Task brief: The exercise asks for every line of the data to be reproduced exactly.

Information given:

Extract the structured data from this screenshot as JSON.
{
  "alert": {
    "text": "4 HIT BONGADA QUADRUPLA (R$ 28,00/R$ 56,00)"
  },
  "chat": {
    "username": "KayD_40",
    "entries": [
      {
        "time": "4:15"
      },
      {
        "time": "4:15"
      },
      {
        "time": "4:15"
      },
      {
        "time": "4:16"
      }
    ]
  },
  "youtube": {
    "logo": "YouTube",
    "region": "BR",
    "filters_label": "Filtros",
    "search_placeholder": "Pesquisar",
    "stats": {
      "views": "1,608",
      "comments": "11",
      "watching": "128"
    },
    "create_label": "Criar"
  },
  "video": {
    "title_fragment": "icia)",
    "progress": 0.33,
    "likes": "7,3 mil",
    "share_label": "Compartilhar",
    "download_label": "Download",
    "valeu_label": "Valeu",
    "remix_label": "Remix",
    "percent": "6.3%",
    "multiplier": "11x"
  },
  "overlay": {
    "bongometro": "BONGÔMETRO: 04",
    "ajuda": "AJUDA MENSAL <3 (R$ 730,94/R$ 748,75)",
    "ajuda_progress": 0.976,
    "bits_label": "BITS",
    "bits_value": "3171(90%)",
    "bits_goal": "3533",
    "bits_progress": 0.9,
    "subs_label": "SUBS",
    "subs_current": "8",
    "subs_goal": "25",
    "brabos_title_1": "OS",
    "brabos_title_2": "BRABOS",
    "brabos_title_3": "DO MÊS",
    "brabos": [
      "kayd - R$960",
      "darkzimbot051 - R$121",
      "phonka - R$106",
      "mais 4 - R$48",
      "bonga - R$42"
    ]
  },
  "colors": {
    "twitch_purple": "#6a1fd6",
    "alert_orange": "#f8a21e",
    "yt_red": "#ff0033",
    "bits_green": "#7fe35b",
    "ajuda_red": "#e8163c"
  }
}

Finished answer:
Extract the structured data from this screenshot as JSON.
{
  "alert": {
    "text": "4 HIT BONGADA QUADRUPLA (R$ 28,00/R$ 56,00)"
  },
  "chat": {
    "username": "KayD_40",
    "entries": [
      {
        "time": "4:15"
      },
      {
        "time": "4:15"
      },
      {
        "time": "4:15"
      },
      {
        "time": "4:16"
      }
    ]
  },
  "youtube": {
    "logo": "YouTube",
    "region": "BR",
    "filters_label": "Filtros",
    "search_placeholder": "Pesquisar",
    "stats": {
      "views": "1,608",
      "comments": "11",
      "watching": "128"
    },
    "create_label": "Criar"
  },
  "video": {
    "title_fragment": "icia)",
    "progress": 0.33,
    "likes": "7,3 mil",
    "share_label": "Compartilhar",
    "download_label": "Download",
    "valeu_label": "Valeu",
    "remix_label": "Remix",
    "percent": "6.3%",
    "multiplier": "11x"
  },
  "overlay": {
    "bongometro": "BONGÔMETRO: 04",
    "ajuda": "AJUDA MENSAL <3 (R$ 730,94/R$ 748,75)",
    "ajuda_progress": 0.976,
    "bits_label": "BITS",
    "bits_value": "3171(90%)",
    "bits_goal": "3533",
    "bits_progress": 0.9,
    "subs_label": "SUBS",
    "subs_current": "8",
    "subs_goal": "25",
    "brabos_title_1": "OS",
    "brabos_title_2": "BRABOS",
    "brabos_title_3": "DO MÊS",
    "brabos": [
      "kayd - R$960",
      "darkzimbot051 - R$121",
      "phonka - R$106",
      "mais 4 - R$48",
      "bonga - R$42"
    ]
  },
  "colors": {
    "twitch_purple": "#6a1fd6",
    "alert_orange": "#f8a21e",
    "yt_red": "#ff0033",
    "bits_green": "#7fe35b",
    "ajuda_red": "#e8163c"
  }
}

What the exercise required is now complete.